**SOURCE DATA**:
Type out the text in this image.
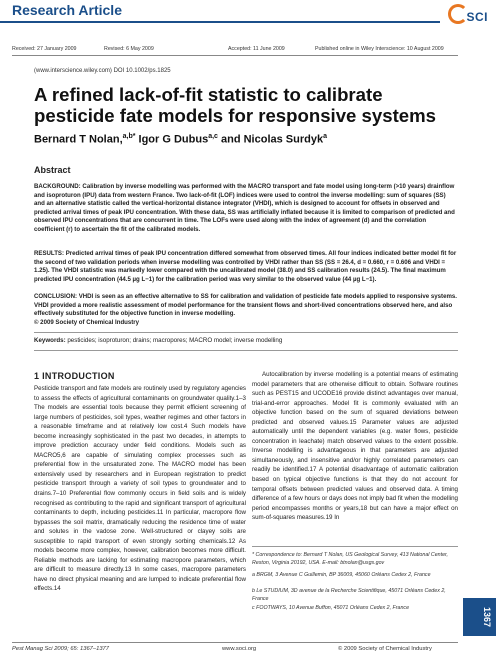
Research Article	SCI
Received: 27 January 2009	Revised: 6 May 2009	Accepted: 11 June 2009	Published online in Wiley Interscience: 10 August 2009
(www.interscience.wiley.com) DOI 10.1002/ps.1825
A refined lack-of-fit statistic to calibrate pesticide fate models for responsive systems
Bernard T Nolan,$^{a,b*}$ Igor G Dubus$^{a,c}$ and Nicolas Surdyk$^a$
Abstract
BACKGROUND: Calibration by inverse modelling was performed with the MACRO transport and fate model using long-term (>10 years) drainflow and isoproturon (IPU) data from western France. Two lack-of-fit (LOF) indices were used to control the inverse modelling: sum of squares (SS) and an alternative statistic called the vertical-horizontal distance integrator (VHDI), which is designed to account for offsets in observed and predicted arrival times of peak IPU concentration. With these data, SS was artificially inflated because it is limited to comparison of predicted and observed IPU concentrations that are concurrent in time. The LOFs were used along with the index of agreement (d) and the correlation coefficient (r) to ascertain the fit of the calibrated models.
RESULTS: Predicted arrival times of peak IPU concentration differed somewhat from observed times. All four indices indicated better model fit for the second of two validation periods when inverse modelling was controlled by VHDI rather than SS (SS = 26.4, d = 0.660, r = 0.606 and VHDI = 1.25). The VHDI statistic was markedly lower compared with the uncalibrated model (38.0) and SS calibration results (24.5). The final maximum predicted IPU concentration (44.5 µg L−1) for the calibration period was very similar to the observed value (44 µg L−1).
CONCLUSION: VHDI is seen as an effective alternative to SS for calibration and validation of pesticide fate models applied to responsive systems. VHDI provided a more realistic assessment of model performance for the transient flows and short-lived concentrations observed here, and also effectively substituted for the objective function in inverse modelling.
© 2009 Society of Chemical Industry
Keywords: pesticides; isoproturon; drains; macropores; MACRO model; inverse modelling
1 INTRODUCTION
Pesticide transport and fate models are routinely used by regulatory agencies to assess the effects of agricultural contaminants on groundwater quality.1–3 The models are essential tools because they permit efficient screening of large numbers of pesticides, soil types, weather regimes and other factors in a reasonable timeframe and at relatively low cost.4 Such models have become increasingly sophisticated in the past two decades, in attempts to improve prediction accuracy under field conditions. Models such as MACRO5,6 are capable of simulating complex processes such as preferential flow in the unsaturated zone. The MACRO model has been extensively used by researchers and in European registration to predict pesticide transport through a variety of soil types to groundwater and to drains.7–10 Preferential flow commonly occurs in field soils and is widely recognised as contributing to the rapid and significant transport of agricultural contaminants to depth, including pesticides.11 In particular, macropore flow bypasses the soil matrix, dramatically reducing the residence time of water and solutes in the vadose zone. Well-structured or clayey soils are susceptible to rapid transport of even strongly sorbing chemicals.12 As models become more complex, however, calibration becomes more difficult. Reliable methods are lacking for estimating macropore parameters, which are difficult to measure directly.13 In some cases, macropore parameters have no direct physical meaning and are lumped to indicate preferential flow effects.14
Autocalibration by inverse modelling is a potential means of estimating model parameters that are otherwise difficult to obtain. Software routines such as PEST15 and UCODE16 provide distinct advantages over manual, trial-and-error approaches. Model fit is commonly evaluated with an objective function based on the sum of squared deviations between predicted and observed values.15 Parameter values are adjusted automatically until the dependent variables (e.g. water flows, pesticide concentration in leachate) match observed values to the extent possible. Inverse modelling is advantageous in that parameters are adjusted simultaneously, and insensitive and/or highly correlated parameters can readily be identified.17 A potential disadvantage of automatic calibration based on typical objective functions is that they do not account for temporal offsets between predicted values and observed data. A timing difference of a few hours or days does not imply bad fit when the modelling period encompasses months or years,18 but can have a major effect on sum-of-squares measures.19 In
* Correspondence to: Bernard T Nolan, US Geological Survey, 413 National Center, Reston, Virginia 20192, USA. E-mail: btnolan@usgs.gov
a BRGM, 3 Avenue C Guillemin, BP 36009, 45060 Orléans Cedex 2, France
b Le STUDIUM, 3D avenue de la Recherche Scientifique, 45071 Orléans Cedex 2, France
c FOOTWAYS, 10 Avenue Buffon, 45071 Orléans Cedex 2, France	1367
Pest Manag Sci 2009; 65: 1367–1377	www.soci.org	© 2009 Society of Chemical Industry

**PROBLEM TO WORK ON**: Print the whole listing above once more, word for word, without its pictures.

**REPLY**:
Type out the text in this image.
Research Article	SCI
Received: 27 January 2009	Revised: 6 May 2009	Accepted: 11 June 2009	Published online in Wiley Interscience: 10 August 2009
(www.interscience.wiley.com) DOI 10.1002/ps.1825
A refined lack-of-fit statistic to calibrate pesticide fate models for responsive systems
Bernard T Nolan,$^{a,b*}$ Igor G Dubus$^{a,c}$ and Nicolas Surdyk$^a$
Abstract
BACKGROUND: Calibration by inverse modelling was performed with the MACRO transport and fate model using long-term (>10 years) drainflow and isoproturon (IPU) data from western France. Two lack-of-fit (LOF) indices were used to control the inverse modelling: sum of squares (SS) and an alternative statistic called the vertical-horizontal distance integrator (VHDI), which is designed to account for offsets in observed and predicted arrival times of peak IPU concentration. With these data, SS was artificially inflated because it is limited to comparison of predicted and observed IPU concentrations that are concurrent in time. The LOFs were used along with the index of agreement (d) and the correlation coefficient (r) to ascertain the fit of the calibrated models.
RESULTS: Predicted arrival times of peak IPU concentration differed somewhat from observed times. All four indices indicated better model fit for the second of two validation periods when inverse modelling was controlled by VHDI rather than SS (SS = 26.4, d = 0.660, r = 0.606 and VHDI = 1.25). The VHDI statistic was markedly lower compared with the uncalibrated model (38.0) and SS calibration results (24.5). The final maximum predicted IPU concentration (44.5 µg L−1) for the calibration period was very similar to the observed value (44 µg L−1).
CONCLUSION: VHDI is seen as an effective alternative to SS for calibration and validation of pesticide fate models applied to responsive systems. VHDI provided a more realistic assessment of model performance for the transient flows and short-lived concentrations observed here, and also effectively substituted for the objective function in inverse modelling.
© 2009 Society of Chemical Industry
Keywords: pesticides; isoproturon; drains; macropores; MACRO model; inverse modelling
1 INTRODUCTION
Pesticide transport and fate models are routinely used by regulatory agencies to assess the effects of agricultural contaminants on groundwater quality.1–3 The models are essential tools because they permit efficient screening of large numbers of pesticides, soil types, weather regimes and other factors in a reasonable timeframe and at relatively low cost.4 Such models have become increasingly sophisticated in the past two decades, in attempts to improve prediction accuracy under field conditions. Models such as MACRO5,6 are capable of simulating complex processes such as preferential flow in the unsaturated zone. The MACRO model has been extensively used by researchers and in European registration to predict pesticide transport through a variety of soil types to groundwater and to drains.7–10 Preferential flow commonly occurs in field soils and is widely recognised as contributing to the rapid and significant transport of agricultural contaminants to depth, including pesticides.11 In particular, macropore flow bypasses the soil matrix, dramatically reducing the residence time of water and solutes in the vadose zone. Well-structured or clayey soils are susceptible to rapid transport of even strongly sorbing chemicals.12 As models become more complex, however, calibration becomes more difficult. Reliable methods are lacking for estimating macropore parameters, which are difficult to measure directly.13 In some cases, macropore parameters have no direct physical meaning and are lumped to indicate preferential flow effects.14
Autocalibration by inverse modelling is a potential means of estimating model parameters that are otherwise difficult to obtain. Software routines such as PEST15 and UCODE16 provide distinct advantages over manual, trial-and-error approaches. Model fit is commonly evaluated with an objective function based on the sum of squared deviations between predicted and observed values.15 Parameter values are adjusted automatically until the dependent variables (e.g. water flows, pesticide concentration in leachate) match observed values to the extent possible. Inverse modelling is advantageous in that parameters are adjusted simultaneously, and insensitive and/or highly correlated parameters can readily be identified.17 A potential disadvantage of automatic calibration based on typical objective functions is that they do not account for temporal offsets between predicted values and observed data. A timing difference of a few hours or days does not imply bad fit when the modelling period encompasses months or years,18 but can have a major effect on sum-of-squares measures.19 In
* Correspondence to: Bernard T Nolan, US Geological Survey, 413 National Center, Reston, Virginia 20192, USA. E-mail: btnolan@usgs.gov
a BRGM, 3 Avenue C Guillemin, BP 36009, 45060 Orléans Cedex 2, France
b Le STUDIUM, 3D avenue de la Recherche Scientifique, 45071 Orléans Cedex 2, France
c FOOTWAYS, 10 Avenue Buffon, 45071 Orléans Cedex 2, France	1367
Pest Manag Sci 2009; 65: 1367–1377	www.soci.org	© 2009 Society of Chemical Industry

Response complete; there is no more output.